_EXERCISE GOAL_: With the images removed, repeat the data below exactly.

* Begin RECORDS SUPPLIED *

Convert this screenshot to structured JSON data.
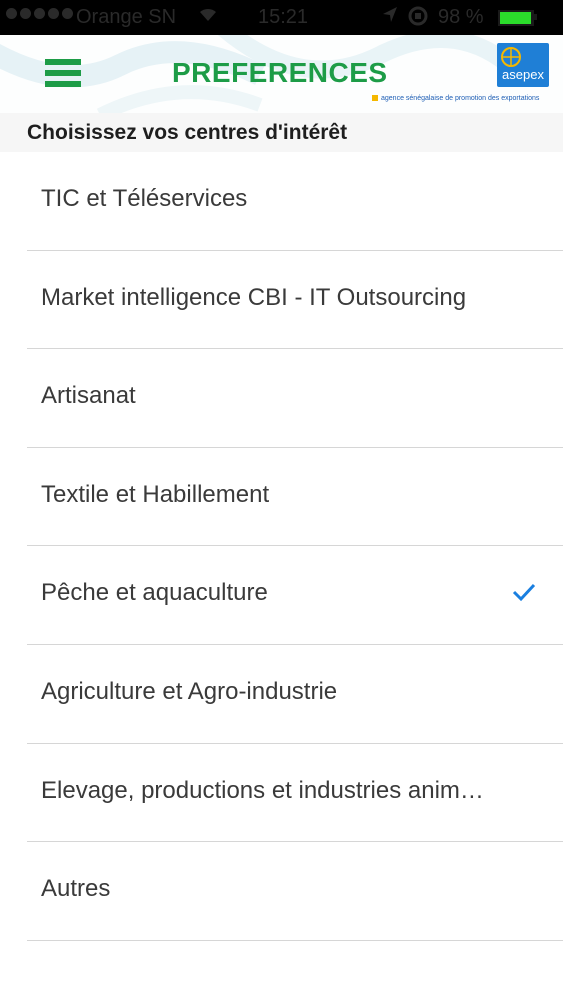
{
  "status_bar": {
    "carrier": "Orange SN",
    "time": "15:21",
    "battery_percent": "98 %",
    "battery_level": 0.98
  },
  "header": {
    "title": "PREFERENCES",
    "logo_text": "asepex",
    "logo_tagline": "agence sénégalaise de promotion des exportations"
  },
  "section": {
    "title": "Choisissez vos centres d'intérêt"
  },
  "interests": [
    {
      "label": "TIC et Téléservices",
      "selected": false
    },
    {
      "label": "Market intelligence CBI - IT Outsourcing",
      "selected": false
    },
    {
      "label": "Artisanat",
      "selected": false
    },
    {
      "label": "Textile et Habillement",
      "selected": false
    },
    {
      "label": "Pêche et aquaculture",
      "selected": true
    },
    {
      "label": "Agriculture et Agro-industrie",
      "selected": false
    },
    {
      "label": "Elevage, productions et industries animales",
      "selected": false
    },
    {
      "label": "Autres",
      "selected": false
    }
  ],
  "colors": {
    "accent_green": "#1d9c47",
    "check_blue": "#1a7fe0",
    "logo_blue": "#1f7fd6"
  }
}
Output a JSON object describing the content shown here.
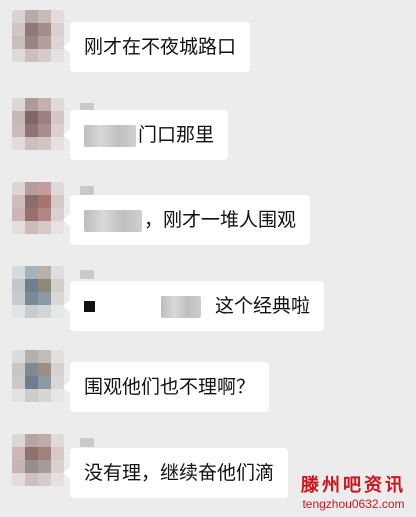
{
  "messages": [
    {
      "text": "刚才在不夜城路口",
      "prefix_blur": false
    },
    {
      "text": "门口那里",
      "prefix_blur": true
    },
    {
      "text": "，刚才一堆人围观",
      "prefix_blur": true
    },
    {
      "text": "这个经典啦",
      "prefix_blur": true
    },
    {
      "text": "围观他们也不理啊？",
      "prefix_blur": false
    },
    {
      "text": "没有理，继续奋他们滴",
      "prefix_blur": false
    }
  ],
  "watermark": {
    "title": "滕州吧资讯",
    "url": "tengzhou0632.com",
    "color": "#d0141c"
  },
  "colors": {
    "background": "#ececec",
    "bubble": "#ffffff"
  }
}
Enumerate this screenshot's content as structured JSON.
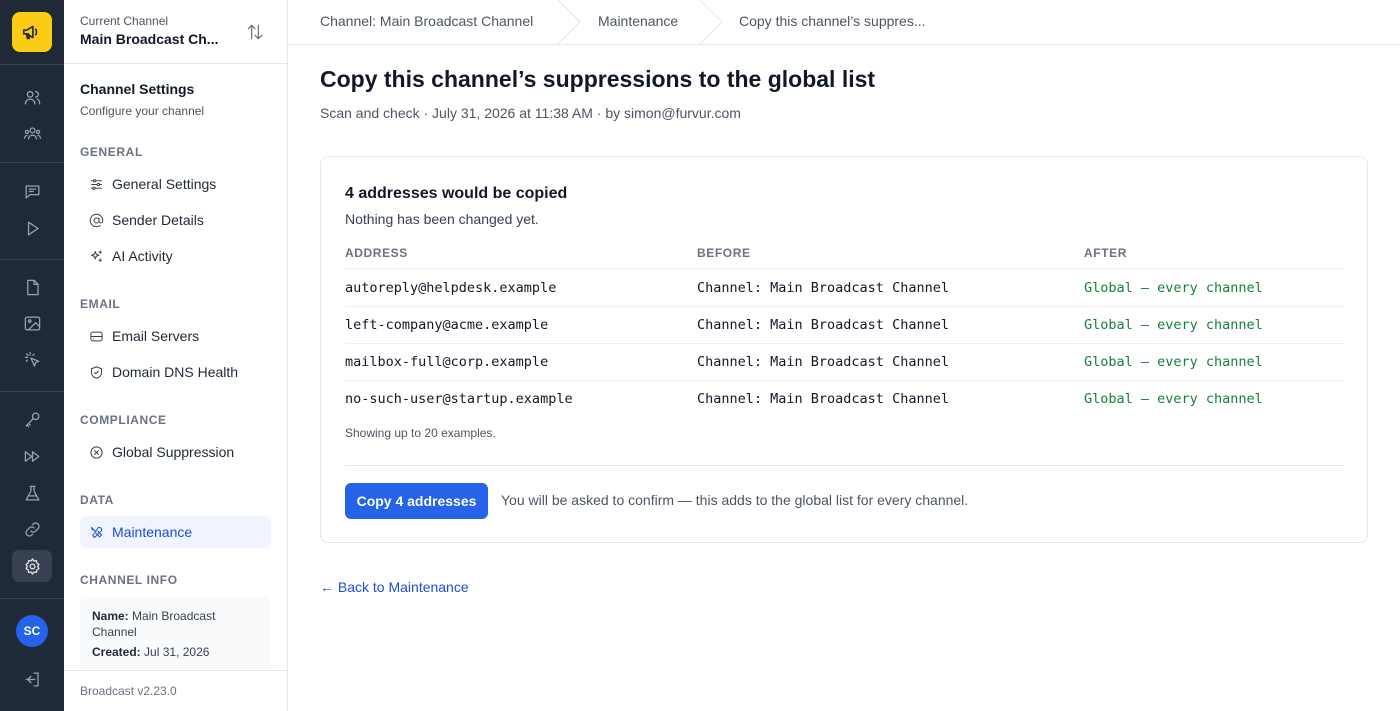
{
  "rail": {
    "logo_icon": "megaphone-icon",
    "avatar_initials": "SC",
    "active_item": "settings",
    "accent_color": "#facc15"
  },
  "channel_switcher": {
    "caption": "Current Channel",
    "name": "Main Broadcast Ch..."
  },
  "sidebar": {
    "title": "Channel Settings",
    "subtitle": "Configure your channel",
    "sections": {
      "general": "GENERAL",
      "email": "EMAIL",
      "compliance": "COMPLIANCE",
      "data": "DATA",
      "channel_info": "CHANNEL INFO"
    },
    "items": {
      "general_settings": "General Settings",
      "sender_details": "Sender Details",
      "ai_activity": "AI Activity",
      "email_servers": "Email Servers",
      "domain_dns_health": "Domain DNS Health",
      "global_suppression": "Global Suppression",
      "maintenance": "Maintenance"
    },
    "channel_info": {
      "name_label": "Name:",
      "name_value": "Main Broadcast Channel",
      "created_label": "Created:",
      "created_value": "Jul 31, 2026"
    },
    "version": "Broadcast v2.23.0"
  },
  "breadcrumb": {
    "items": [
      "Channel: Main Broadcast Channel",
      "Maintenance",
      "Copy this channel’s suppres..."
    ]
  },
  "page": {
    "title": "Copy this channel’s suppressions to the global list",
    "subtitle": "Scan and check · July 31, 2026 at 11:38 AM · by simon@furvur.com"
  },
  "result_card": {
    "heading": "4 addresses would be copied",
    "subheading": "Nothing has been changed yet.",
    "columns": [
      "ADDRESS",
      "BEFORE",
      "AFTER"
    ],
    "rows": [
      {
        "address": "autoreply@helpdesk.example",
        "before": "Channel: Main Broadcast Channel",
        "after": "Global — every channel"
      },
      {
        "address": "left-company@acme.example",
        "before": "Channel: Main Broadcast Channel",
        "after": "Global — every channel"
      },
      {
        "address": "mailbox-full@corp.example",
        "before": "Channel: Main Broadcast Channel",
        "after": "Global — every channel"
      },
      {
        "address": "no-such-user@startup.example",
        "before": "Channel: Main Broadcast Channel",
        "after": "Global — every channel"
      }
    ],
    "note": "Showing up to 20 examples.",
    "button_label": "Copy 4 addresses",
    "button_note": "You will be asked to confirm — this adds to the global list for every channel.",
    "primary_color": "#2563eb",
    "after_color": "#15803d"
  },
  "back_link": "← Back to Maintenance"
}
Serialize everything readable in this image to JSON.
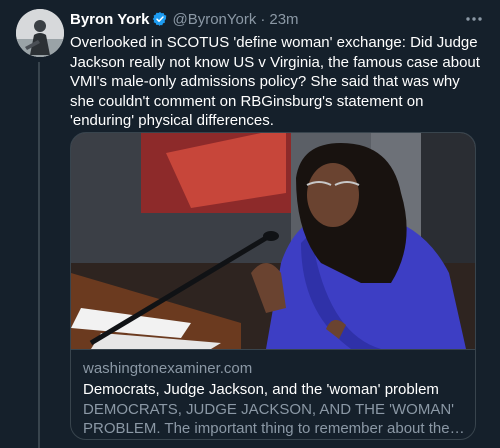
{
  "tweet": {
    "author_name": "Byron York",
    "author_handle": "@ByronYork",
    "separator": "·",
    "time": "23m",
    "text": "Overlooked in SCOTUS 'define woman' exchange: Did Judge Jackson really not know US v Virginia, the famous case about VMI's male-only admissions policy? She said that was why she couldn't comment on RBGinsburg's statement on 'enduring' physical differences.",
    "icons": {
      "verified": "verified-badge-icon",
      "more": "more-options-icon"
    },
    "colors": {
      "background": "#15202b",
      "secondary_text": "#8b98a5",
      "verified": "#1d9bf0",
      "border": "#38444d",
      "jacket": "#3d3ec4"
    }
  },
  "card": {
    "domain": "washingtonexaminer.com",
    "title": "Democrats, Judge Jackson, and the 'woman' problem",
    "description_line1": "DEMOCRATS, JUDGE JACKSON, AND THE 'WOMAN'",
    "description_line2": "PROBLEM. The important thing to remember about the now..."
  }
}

* End RECORDS SUPPLIED *

_EXPECTED OUTPUT_:
Convert this screenshot to structured JSON data.
{
  "status_bar": {
    "carrier": "Orange SN",
    "time": "15:21",
    "battery_percent": "98 %",
    "battery_level": 0.98
  },
  "header": {
    "title": "PREFERENCES",
    "logo_text": "asepex",
    "logo_tagline": "agence sénégalaise de promotion des exportations"
  },
  "section": {
    "title": "Choisissez vos centres d'intérêt"
  },
  "interests": [
    {
      "label": "TIC et Téléservices",
      "selected": false
    },
    {
      "label": "Market intelligence CBI - IT Outsourcing",
      "selected": false
    },
    {
      "label": "Artisanat",
      "selected": false
    },
    {
      "label": "Textile et Habillement",
      "selected": false
    },
    {
      "label": "Pêche et aquaculture",
      "selected": true
    },
    {
      "label": "Agriculture et Agro-industrie",
      "selected": false
    },
    {
      "label": "Elevage, productions et industries animales",
      "selected": false
    },
    {
      "label": "Autres",
      "selected": false
    }
  ],
  "colors": {
    "accent_green": "#1d9c47",
    "check_blue": "#1a7fe0",
    "logo_blue": "#1f7fd6"
  }
}
Output a JSON object describing the content shown here.
{
  "messages": [
    {
      "text": "刚才在不夜城路口",
      "prefix_blur": false
    },
    {
      "text": "门口那里",
      "prefix_blur": true
    },
    {
      "text": "，刚才一堆人围观",
      "prefix_blur": true
    },
    {
      "text": "这个经典啦",
      "prefix_blur": true
    },
    {
      "text": "围观他们也不理啊？",
      "prefix_blur": false
    },
    {
      "text": "没有理，继续奋他们滴",
      "prefix_blur": false
    }
  ],
  "watermark": {
    "title": "滕州吧资讯",
    "url": "tengzhou0632.com",
    "color": "#d0141c"
  },
  "colors": {
    "background": "#ececec",
    "bubble": "#ffffff"
  }
}
Enumerate this screenshot's content as structured JSON.
{
  "rail": {
    "logo_icon": "megaphone-icon",
    "avatar_initials": "SC",
    "active_item": "settings",
    "accent_color": "#facc15"
  },
  "channel_switcher": {
    "caption": "Current Channel",
    "name": "Main Broadcast Ch..."
  },
  "sidebar": {
    "title": "Channel Settings",
    "subtitle": "Configure your channel",
    "sections": {
      "general": "GENERAL",
      "email": "EMAIL",
      "compliance": "COMPLIANCE",
      "data": "DATA",
      "channel_info": "CHANNEL INFO"
    },
    "items": {
      "general_settings": "General Settings",
      "sender_details": "Sender Details",
      "ai_activity": "AI Activity",
      "email_servers": "Email Servers",
      "domain_dns_health": "Domain DNS Health",
      "global_suppression": "Global Suppression",
      "maintenance": "Maintenance"
    },
    "channel_info": {
      "name_label": "Name:",
      "name_value": "Main Broadcast Channel",
      "created_label": "Created:",
      "created_value": "Jul 31, 2026"
    },
    "version": "Broadcast v2.23.0"
  },
  "breadcrumb": {
    "items": [
      "Channel: Main Broadcast Channel",
      "Maintenance",
      "Copy this channel’s suppres..."
    ]
  },
  "page": {
    "title": "Copy this channel’s suppressions to the global list",
    "subtitle": "Scan and check · July 31, 2026 at 11:38 AM · by simon@furvur.com"
  },
  "result_card": {
    "heading": "4 addresses would be copied",
    "subheading": "Nothing has been changed yet.",
    "columns": [
      "ADDRESS",
      "BEFORE",
      "AFTER"
    ],
    "rows": [
      {
        "address": "autoreply@helpdesk.example",
        "before": "Channel: Main Broadcast Channel",
        "after": "Global — every channel"
      },
      {
        "address": "left-company@acme.example",
        "before": "Channel: Main Broadcast Channel",
        "after": "Global — every channel"
      },
      {
        "address": "mailbox-full@corp.example",
        "before": "Channel: Main Broadcast Channel",
        "after": "Global — every channel"
      },
      {
        "address": "no-such-user@startup.example",
        "before": "Channel: Main Broadcast Channel",
        "after": "Global — every channel"
      }
    ],
    "note": "Showing up to 20 examples.",
    "button_label": "Copy 4 addresses",
    "button_note": "You will be asked to confirm — this adds to the global list for every channel.",
    "primary_color": "#2563eb",
    "after_color": "#15803d"
  },
  "back_link": "← Back to Maintenance"
}
Serialize everything readable in this image to JSON.
{
  "tweet": {
    "author_name": "Byron York",
    "author_handle": "@ByronYork",
    "separator": "·",
    "time": "23m",
    "text": "Overlooked in SCOTUS 'define woman' exchange: Did Judge Jackson really not know US v Virginia, the famous case about VMI's male-only admissions policy? She said that was why she couldn't comment on RBGinsburg's statement on 'enduring' physical differences.",
    "icons": {
      "verified": "verified-badge-icon",
      "more": "more-options-icon"
    },
    "colors": {
      "background": "#15202b",
      "secondary_text": "#8b98a5",
      "verified": "#1d9bf0",
      "border": "#38444d",
      "jacket": "#3d3ec4"
    }
  },
  "card": {
    "domain": "washingtonexaminer.com",
    "title": "Democrats, Judge Jackson, and the 'woman' problem",
    "description_line1": "DEMOCRATS, JUDGE JACKSON, AND THE 'WOMAN'",
    "description_line2": "PROBLEM. The important thing to remember about the now..."
  }
}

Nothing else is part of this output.